--- BEGIN ---

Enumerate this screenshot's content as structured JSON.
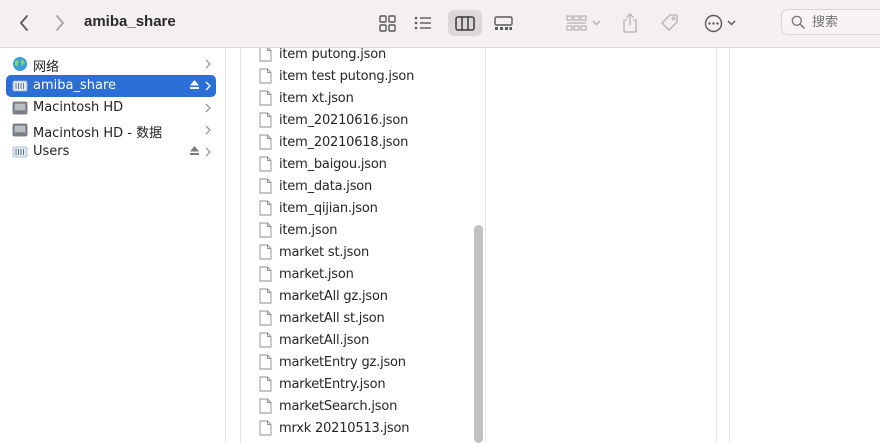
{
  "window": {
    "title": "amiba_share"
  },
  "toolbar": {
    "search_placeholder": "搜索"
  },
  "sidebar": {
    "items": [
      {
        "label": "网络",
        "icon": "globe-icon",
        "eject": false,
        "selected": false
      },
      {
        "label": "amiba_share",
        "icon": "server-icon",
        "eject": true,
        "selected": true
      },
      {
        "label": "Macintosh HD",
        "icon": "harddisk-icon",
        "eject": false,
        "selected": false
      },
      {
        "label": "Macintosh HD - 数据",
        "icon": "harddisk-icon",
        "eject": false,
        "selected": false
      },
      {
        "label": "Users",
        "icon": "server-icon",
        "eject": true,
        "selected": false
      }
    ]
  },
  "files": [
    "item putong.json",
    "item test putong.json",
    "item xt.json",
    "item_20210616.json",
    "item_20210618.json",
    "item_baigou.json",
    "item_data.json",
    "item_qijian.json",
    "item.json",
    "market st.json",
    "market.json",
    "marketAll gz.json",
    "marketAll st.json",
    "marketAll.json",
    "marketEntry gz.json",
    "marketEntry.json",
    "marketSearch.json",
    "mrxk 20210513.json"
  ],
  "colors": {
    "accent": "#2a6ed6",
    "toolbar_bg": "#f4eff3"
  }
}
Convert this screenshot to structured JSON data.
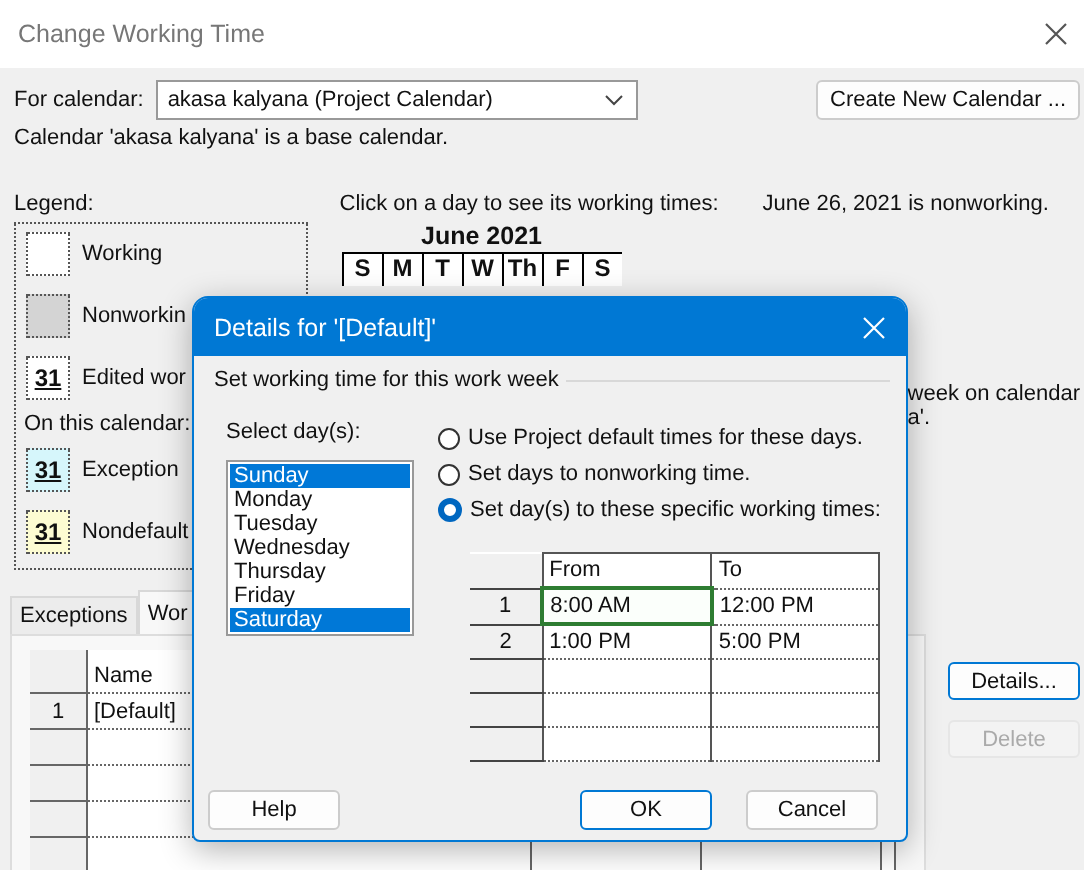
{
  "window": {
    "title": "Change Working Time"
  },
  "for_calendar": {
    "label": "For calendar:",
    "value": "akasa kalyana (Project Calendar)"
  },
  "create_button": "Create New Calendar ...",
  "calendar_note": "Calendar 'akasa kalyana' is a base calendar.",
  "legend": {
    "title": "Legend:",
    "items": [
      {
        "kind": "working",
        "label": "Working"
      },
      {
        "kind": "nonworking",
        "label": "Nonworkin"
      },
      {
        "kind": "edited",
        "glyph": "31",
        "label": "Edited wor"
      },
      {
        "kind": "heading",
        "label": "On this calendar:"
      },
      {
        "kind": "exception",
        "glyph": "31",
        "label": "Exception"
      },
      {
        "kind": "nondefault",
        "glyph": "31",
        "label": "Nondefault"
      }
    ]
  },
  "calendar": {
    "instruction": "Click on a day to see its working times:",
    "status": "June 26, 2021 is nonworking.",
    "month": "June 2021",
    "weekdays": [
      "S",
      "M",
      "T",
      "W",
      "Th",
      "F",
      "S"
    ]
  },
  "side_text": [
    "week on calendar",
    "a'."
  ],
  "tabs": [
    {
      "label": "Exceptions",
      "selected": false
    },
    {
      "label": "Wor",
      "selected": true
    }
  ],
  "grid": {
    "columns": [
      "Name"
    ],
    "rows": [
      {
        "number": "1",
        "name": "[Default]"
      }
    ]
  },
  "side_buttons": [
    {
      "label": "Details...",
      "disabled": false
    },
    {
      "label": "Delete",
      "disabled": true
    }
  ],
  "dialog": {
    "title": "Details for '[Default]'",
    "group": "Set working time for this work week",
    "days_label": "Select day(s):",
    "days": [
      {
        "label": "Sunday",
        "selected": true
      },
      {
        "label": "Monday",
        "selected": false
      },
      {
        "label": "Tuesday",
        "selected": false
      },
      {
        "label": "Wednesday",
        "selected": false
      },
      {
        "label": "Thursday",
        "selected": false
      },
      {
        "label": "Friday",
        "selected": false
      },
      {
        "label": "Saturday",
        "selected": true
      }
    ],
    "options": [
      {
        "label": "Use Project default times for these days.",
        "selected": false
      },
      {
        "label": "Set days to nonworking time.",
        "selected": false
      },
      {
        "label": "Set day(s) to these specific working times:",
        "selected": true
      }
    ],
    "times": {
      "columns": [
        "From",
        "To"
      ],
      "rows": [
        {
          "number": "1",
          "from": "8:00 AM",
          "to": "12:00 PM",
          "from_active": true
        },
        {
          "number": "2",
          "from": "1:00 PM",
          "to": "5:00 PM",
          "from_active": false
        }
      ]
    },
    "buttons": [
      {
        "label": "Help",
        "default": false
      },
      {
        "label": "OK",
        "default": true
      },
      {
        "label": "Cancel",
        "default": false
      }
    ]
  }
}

--- END ---

### YOUR INSTRUCTIONS
Look through the entries above for the word "marketEntry". Copy every line where it shows up.

### FULL RESPONSE
    "marketEntry gz.json",
    "marketEntry.json",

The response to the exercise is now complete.